Also the sun is so damn strong, especially as we spend pretty much all day long on the bike. Therefore, I strongly encourage you to prepare a long-sleeve yet thin jacket. We sweat so much in our rain jacket that I wished I read this info beforehand.


Obviously, bring me some sunscreen and sunglasses. →


About the vehicle now. Samuel and I happened not to have too much choice actually, especially Samuel aha.

  • For Samuel and I, it’s gonna be a semi-automatic (150,000 VND a day or about 6€, ~6.52USD or ~10AUD). First, the rental guy, who’s also the owner of the guesthouse, tells Samuel (not me as I am a woman…) that it’d be better to use a semi one instead of a full automatic since he’s gonna have someone behind and that driving one will be easier and also that it has a better adhesion.

I had to fight my way so that he lets me use a semi-automatic bike, but it worked out very well! None of us ever drove a motorbike before that, but we learnt in about 3 minutes, right after the bus hence extremely exhausted on a more or less straight road.


  • However, if you don’t trust yourself or don’t feel confident, and don’t care much about speed, choose an automatic one, for 200 000 VND (~8€, so now I understand why the owner was so insistent).


  • A manuel one is about 250 000 VND, about 10€.

I don’t have any shop to recommend as we tried only one.  We didn’t have any sort of problem with our bikes, we even had clothes for the rain in the boot.

* * * * *

> Challenge A: Reproduce verbatim the segment of the passage on motorbike rental that begins at the words "About the vehicle" and ends after the words "less straight road.".

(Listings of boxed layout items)
* * * * *

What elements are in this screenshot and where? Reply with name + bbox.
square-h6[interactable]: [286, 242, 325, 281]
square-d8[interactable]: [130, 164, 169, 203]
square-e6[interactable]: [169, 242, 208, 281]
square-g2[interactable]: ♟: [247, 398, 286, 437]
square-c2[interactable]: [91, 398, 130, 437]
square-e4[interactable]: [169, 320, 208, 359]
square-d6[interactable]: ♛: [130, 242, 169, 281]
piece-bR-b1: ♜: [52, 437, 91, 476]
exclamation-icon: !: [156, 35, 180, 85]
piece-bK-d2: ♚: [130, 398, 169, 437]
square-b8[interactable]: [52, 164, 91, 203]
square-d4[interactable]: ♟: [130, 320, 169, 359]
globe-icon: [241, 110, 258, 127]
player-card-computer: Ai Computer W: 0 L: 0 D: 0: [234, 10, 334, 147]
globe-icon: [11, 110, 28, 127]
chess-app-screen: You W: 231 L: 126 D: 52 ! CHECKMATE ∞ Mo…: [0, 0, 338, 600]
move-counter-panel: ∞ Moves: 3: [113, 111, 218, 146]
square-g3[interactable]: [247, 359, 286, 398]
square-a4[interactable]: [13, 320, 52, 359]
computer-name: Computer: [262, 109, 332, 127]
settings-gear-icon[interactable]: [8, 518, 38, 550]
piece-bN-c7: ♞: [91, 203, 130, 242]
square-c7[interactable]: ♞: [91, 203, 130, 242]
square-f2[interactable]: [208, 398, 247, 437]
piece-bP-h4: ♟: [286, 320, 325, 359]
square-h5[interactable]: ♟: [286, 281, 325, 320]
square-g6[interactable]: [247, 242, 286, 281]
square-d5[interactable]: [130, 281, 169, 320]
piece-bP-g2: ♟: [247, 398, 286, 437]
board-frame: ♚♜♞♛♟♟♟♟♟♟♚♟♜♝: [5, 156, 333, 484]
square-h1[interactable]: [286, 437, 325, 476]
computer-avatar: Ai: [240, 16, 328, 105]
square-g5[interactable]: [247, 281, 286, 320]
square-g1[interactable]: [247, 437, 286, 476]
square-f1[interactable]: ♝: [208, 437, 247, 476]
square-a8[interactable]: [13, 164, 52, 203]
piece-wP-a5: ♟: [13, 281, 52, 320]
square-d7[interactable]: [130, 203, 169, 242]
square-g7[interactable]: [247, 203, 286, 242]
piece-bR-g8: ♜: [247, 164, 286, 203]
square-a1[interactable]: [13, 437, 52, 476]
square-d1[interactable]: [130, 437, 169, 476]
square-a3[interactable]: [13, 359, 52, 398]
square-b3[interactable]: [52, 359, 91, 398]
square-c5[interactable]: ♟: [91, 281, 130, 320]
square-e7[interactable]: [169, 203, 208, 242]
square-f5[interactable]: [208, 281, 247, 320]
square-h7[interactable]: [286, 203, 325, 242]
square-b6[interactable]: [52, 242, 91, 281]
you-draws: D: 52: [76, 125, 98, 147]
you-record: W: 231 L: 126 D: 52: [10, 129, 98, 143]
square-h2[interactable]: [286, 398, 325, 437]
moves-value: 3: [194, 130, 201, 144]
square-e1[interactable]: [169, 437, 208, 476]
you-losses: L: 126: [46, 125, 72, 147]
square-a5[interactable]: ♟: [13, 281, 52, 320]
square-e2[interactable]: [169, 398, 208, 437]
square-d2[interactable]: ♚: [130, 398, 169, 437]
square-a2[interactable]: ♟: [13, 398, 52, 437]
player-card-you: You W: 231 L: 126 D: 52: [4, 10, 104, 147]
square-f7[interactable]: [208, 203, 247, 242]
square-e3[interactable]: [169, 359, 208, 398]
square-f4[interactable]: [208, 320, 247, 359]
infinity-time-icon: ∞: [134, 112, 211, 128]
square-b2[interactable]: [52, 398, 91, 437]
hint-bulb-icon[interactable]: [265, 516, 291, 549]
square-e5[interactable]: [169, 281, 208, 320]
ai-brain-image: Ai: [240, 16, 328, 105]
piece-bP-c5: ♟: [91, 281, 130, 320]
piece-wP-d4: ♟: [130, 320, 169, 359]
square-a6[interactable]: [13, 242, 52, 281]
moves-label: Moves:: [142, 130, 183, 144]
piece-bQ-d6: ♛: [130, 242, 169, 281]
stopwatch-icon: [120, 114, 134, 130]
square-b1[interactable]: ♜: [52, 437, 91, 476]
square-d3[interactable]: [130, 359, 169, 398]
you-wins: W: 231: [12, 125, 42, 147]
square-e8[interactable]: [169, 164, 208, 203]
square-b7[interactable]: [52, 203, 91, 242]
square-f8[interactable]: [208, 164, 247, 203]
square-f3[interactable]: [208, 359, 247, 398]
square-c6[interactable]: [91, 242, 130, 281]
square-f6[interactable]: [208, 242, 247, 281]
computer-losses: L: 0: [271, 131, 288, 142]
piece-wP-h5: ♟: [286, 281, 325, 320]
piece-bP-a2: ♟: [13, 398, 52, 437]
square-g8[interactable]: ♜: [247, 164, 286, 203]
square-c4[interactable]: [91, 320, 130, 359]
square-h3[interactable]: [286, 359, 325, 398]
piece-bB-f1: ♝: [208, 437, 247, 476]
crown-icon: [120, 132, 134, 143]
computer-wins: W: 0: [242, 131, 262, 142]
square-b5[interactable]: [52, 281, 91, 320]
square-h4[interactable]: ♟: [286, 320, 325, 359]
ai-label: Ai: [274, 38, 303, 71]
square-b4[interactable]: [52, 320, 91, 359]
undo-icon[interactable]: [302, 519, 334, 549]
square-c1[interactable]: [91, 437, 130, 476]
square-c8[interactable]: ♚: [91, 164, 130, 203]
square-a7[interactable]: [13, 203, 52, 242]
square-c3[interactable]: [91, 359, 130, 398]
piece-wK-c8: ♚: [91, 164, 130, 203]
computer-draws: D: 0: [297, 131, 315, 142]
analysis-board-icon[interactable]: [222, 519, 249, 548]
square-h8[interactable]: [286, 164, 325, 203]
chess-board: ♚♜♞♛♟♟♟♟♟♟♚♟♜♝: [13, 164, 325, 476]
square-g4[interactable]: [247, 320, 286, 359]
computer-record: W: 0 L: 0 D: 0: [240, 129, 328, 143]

* * * * *

> Challenge B: Recast the rows listing boxed layout items as a JSON list of strings, one string per line and blank lines omitted, beginning at the first row and stopping after the line that contains "square-d4[interactable]: ♟: [130, 320, 169, 359]".

> Worked answer A:
About the vehicle now. Samuel and I happened not to have too much choice actually, especially Samuel aha.

  • For Samuel and I, it’s gonna be a semi-automatic (150,000 VND a day or about 6€, ~6.52USD or ~10AUD). First, the rental guy, who’s also the owner of the guesthouse, tells Samuel (not me as I am a woman…) that it’d be better to use a semi one instead of a full automatic since he’s gonna have someone behind and that driving one will be easier and also that it has a better adhesion.

I had to fight my way so that he lets me use a semi-automatic bike, but it worked out very well! None of us ever drove a motorbike before that, but we learnt in about 3 minutes, right after the bus hence extremely exhausted on a more or less straight road.

> Worked answer B:
[
  "What elements are in this screenshot and where? Reply with name + bbox.",
  "square-h6[interactable]: [286, 242, 325, 281]",
  "square-d8[interactable]: [130, 164, 169, 203]",
  "square-e6[interactable]: [169, 242, 208, 281]",
  "square-g2[interactable]: ♟: [247, 398, 286, 437]",
  "square-c2[interactable]: [91, 398, 130, 437]",
  "square-e4[interactable]: [169, 320, 208, 359]",
  "square-d6[interactable]: ♛: [130, 242, 169, 281]",
  "piece-bR-b1: ♜: [52, 437, 91, 476]",
  "exclamation-icon: !: [156, 35, 180, 85]",
  "piece-bK-d2: ♚: [130, 398, 169, 437]",
  "square-b8[interactable]: [52, 164, 91, 203]",
  "square-d4[interactable]: ♟: [130, 320, 169, 359]"
]